Written request: Go through the listing and copy every line word for word.

Provided information:
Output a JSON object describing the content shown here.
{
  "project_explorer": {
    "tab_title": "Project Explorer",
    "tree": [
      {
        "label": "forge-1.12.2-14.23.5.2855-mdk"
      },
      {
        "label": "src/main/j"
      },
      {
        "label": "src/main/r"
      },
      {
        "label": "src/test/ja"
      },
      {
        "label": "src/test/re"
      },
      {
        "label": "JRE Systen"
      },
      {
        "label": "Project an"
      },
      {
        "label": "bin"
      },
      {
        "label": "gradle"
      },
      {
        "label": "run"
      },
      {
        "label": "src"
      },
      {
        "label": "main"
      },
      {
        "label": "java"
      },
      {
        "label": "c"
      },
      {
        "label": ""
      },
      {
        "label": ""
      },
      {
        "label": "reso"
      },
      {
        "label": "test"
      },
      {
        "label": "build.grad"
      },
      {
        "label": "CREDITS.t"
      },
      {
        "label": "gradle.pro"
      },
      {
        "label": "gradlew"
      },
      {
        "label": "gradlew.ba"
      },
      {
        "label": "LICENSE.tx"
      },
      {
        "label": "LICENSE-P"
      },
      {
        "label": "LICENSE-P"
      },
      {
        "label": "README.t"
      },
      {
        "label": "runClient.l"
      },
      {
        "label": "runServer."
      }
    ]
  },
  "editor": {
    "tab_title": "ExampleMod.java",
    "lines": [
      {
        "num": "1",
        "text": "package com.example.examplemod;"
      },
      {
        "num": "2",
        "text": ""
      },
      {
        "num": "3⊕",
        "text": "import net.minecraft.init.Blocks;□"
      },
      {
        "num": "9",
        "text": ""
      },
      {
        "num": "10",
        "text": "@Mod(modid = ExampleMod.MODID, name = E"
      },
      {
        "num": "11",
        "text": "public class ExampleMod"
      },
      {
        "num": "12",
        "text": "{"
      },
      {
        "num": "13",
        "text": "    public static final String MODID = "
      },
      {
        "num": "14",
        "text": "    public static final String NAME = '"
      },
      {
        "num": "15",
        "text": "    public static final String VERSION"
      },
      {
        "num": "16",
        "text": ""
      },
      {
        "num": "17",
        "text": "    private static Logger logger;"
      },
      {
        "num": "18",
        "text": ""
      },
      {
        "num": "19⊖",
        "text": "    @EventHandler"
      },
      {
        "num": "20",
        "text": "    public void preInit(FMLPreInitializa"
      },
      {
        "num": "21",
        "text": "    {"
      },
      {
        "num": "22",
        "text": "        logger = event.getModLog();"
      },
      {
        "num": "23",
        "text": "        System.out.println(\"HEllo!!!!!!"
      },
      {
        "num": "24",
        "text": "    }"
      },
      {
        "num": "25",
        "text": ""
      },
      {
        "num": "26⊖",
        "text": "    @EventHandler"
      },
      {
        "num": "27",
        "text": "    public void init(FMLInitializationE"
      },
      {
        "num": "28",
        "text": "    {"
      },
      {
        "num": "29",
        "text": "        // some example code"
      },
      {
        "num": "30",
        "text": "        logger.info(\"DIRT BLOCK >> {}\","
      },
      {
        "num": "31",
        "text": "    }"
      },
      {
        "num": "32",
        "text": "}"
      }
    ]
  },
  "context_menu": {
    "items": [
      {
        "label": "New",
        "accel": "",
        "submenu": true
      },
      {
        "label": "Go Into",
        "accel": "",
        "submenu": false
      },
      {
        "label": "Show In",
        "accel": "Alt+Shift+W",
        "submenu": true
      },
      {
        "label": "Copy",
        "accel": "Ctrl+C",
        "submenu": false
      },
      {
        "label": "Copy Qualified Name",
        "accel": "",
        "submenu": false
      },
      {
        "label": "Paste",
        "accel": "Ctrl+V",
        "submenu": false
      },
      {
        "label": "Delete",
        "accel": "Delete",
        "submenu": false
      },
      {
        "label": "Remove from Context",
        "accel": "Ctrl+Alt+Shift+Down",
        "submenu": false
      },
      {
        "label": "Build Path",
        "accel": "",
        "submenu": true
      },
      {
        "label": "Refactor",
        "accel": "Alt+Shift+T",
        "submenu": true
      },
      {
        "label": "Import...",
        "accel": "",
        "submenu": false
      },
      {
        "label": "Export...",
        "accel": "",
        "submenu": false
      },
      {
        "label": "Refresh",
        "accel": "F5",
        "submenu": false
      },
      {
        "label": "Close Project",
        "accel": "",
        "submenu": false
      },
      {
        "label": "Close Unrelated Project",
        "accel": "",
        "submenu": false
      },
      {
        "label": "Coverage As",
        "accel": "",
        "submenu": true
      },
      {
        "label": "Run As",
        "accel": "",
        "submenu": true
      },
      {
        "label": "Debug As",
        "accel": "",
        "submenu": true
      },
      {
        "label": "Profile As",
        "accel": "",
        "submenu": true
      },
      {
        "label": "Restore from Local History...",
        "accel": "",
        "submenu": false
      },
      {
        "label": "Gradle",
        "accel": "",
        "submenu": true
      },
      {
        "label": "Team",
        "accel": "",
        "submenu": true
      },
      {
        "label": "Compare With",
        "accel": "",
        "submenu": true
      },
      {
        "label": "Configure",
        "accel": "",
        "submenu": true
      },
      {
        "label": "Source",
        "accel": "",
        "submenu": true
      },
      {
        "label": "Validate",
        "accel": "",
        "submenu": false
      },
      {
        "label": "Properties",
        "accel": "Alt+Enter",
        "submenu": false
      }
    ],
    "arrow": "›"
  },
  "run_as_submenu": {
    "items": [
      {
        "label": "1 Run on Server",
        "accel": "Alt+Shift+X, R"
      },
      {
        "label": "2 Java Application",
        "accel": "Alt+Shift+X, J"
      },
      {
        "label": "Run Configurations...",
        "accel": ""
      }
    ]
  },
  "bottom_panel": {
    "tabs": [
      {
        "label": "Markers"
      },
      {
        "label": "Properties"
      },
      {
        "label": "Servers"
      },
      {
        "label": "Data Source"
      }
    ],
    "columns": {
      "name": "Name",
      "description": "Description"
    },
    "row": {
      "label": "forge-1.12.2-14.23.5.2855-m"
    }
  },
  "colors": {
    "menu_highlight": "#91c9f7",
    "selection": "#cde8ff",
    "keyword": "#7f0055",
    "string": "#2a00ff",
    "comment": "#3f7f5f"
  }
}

Result of the exercise:
Output a JSON object describing the content shown here.
{
  "project_explorer": {
    "tab_title": "Project Explorer",
    "tree": [
      {
        "label": "forge-1.12.2-14.23.5.2855-mdk"
      },
      {
        "label": "src/main/j"
      },
      {
        "label": "src/main/r"
      },
      {
        "label": "src/test/ja"
      },
      {
        "label": "src/test/re"
      },
      {
        "label": "JRE Systen"
      },
      {
        "label": "Project an"
      },
      {
        "label": "bin"
      },
      {
        "label": "gradle"
      },
      {
        "label": "run"
      },
      {
        "label": "src"
      },
      {
        "label": "main"
      },
      {
        "label": "java"
      },
      {
        "label": "c"
      },
      {
        "label": ""
      },
      {
        "label": ""
      },
      {
        "label": "reso"
      },
      {
        "label": "test"
      },
      {
        "label": "build.grad"
      },
      {
        "label": "CREDITS.t"
      },
      {
        "label": "gradle.pro"
      },
      {
        "label": "gradlew"
      },
      {
        "label": "gradlew.ba"
      },
      {
        "label": "LICENSE.tx"
      },
      {
        "label": "LICENSE-P"
      },
      {
        "label": "LICENSE-P"
      },
      {
        "label": "README.t"
      },
      {
        "label": "runClient.l"
      },
      {
        "label": "runServer."
      }
    ]
  },
  "editor": {
    "tab_title": "ExampleMod.java",
    "lines": [
      {
        "num": "1",
        "text": "package com.example.examplemod;"
      },
      {
        "num": "2",
        "text": ""
      },
      {
        "num": "3⊕",
        "text": "import net.minecraft.init.Blocks;□"
      },
      {
        "num": "9",
        "text": ""
      },
      {
        "num": "10",
        "text": "@Mod(modid = ExampleMod.MODID, name = E"
      },
      {
        "num": "11",
        "text": "public class ExampleMod"
      },
      {
        "num": "12",
        "text": "{"
      },
      {
        "num": "13",
        "text": "    public static final String MODID = "
      },
      {
        "num": "14",
        "text": "    public static final String NAME = '"
      },
      {
        "num": "15",
        "text": "    public static final String VERSION"
      },
      {
        "num": "16",
        "text": ""
      },
      {
        "num": "17",
        "text": "    private static Logger logger;"
      },
      {
        "num": "18",
        "text": ""
      },
      {
        "num": "19⊖",
        "text": "    @EventHandler"
      },
      {
        "num": "20",
        "text": "    public void preInit(FMLPreInitializa"
      },
      {
        "num": "21",
        "text": "    {"
      },
      {
        "num": "22",
        "text": "        logger = event.getModLog();"
      },
      {
        "num": "23",
        "text": "        System.out.println(\"HEllo!!!!!!"
      },
      {
        "num": "24",
        "text": "    }"
      },
      {
        "num": "25",
        "text": ""
      },
      {
        "num": "26⊖",
        "text": "    @EventHandler"
      },
      {
        "num": "27",
        "text": "    public void init(FMLInitializationE"
      },
      {
        "num": "28",
        "text": "    {"
      },
      {
        "num": "29",
        "text": "        // some example code"
      },
      {
        "num": "30",
        "text": "        logger.info(\"DIRT BLOCK >> {}\","
      },
      {
        "num": "31",
        "text": "    }"
      },
      {
        "num": "32",
        "text": "}"
      }
    ]
  },
  "context_menu": {
    "items": [
      {
        "label": "New",
        "accel": "",
        "submenu": true
      },
      {
        "label": "Go Into",
        "accel": "",
        "submenu": false
      },
      {
        "label": "Show In",
        "accel": "Alt+Shift+W",
        "submenu": true
      },
      {
        "label": "Copy",
        "accel": "Ctrl+C",
        "submenu": false
      },
      {
        "label": "Copy Qualified Name",
        "accel": "",
        "submenu": false
      },
      {
        "label": "Paste",
        "accel": "Ctrl+V",
        "submenu": false
      },
      {
        "label": "Delete",
        "accel": "Delete",
        "submenu": false
      },
      {
        "label": "Remove from Context",
        "accel": "Ctrl+Alt+Shift+Down",
        "submenu": false
      },
      {
        "label": "Build Path",
        "accel": "",
        "submenu": true
      },
      {
        "label": "Refactor",
        "accel": "Alt+Shift+T",
        "submenu": true
      },
      {
        "label": "Import...",
        "accel": "",
        "submenu": false
      },
      {
        "label": "Export...",
        "accel": "",
        "submenu": false
      },
      {
        "label": "Refresh",
        "accel": "F5",
        "submenu": false
      },
      {
        "label": "Close Project",
        "accel": "",
        "submenu": false
      },
      {
        "label": "Close Unrelated Project",
        "accel": "",
        "submenu": false
      },
      {
        "label": "Coverage As",
        "accel": "",
        "submenu": true
      },
      {
        "label": "Run As",
        "accel": "",
        "submenu": true
      },
      {
        "label": "Debug As",
        "accel": "",
        "submenu": true
      },
      {
        "label": "Profile As",
        "accel": "",
        "submenu": true
      },
      {
        "label": "Restore from Local History...",
        "accel": "",
        "submenu": false
      },
      {
        "label": "Gradle",
        "accel": "",
        "submenu": true
      },
      {
        "label": "Team",
        "accel": "",
        "submenu": true
      },
      {
        "label": "Compare With",
        "accel": "",
        "submenu": true
      },
      {
        "label": "Configure",
        "accel": "",
        "submenu": true
      },
      {
        "label": "Source",
        "accel": "",
        "submenu": true
      },
      {
        "label": "Validate",
        "accel": "",
        "submenu": false
      },
      {
        "label": "Properties",
        "accel": "Alt+Enter",
        "submenu": false
      }
    ],
    "arrow": "›"
  },
  "run_as_submenu": {
    "items": [
      {
        "label": "1 Run on Server",
        "accel": "Alt+Shift+X, R"
      },
      {
        "label": "2 Java Application",
        "accel": "Alt+Shift+X, J"
      },
      {
        "label": "Run Configurations...",
        "accel": ""
      }
    ]
  },
  "bottom_panel": {
    "tabs": [
      {
        "label": "Markers"
      },
      {
        "label": "Properties"
      },
      {
        "label": "Servers"
      },
      {
        "label": "Data Source"
      }
    ],
    "columns": {
      "name": "Name",
      "description": "Description"
    },
    "row": {
      "label": "forge-1.12.2-14.23.5.2855-m"
    }
  },
  "colors": {
    "menu_highlight": "#91c9f7",
    "selection": "#cde8ff",
    "keyword": "#7f0055",
    "string": "#2a00ff",
    "comment": "#3f7f5f"
  }
}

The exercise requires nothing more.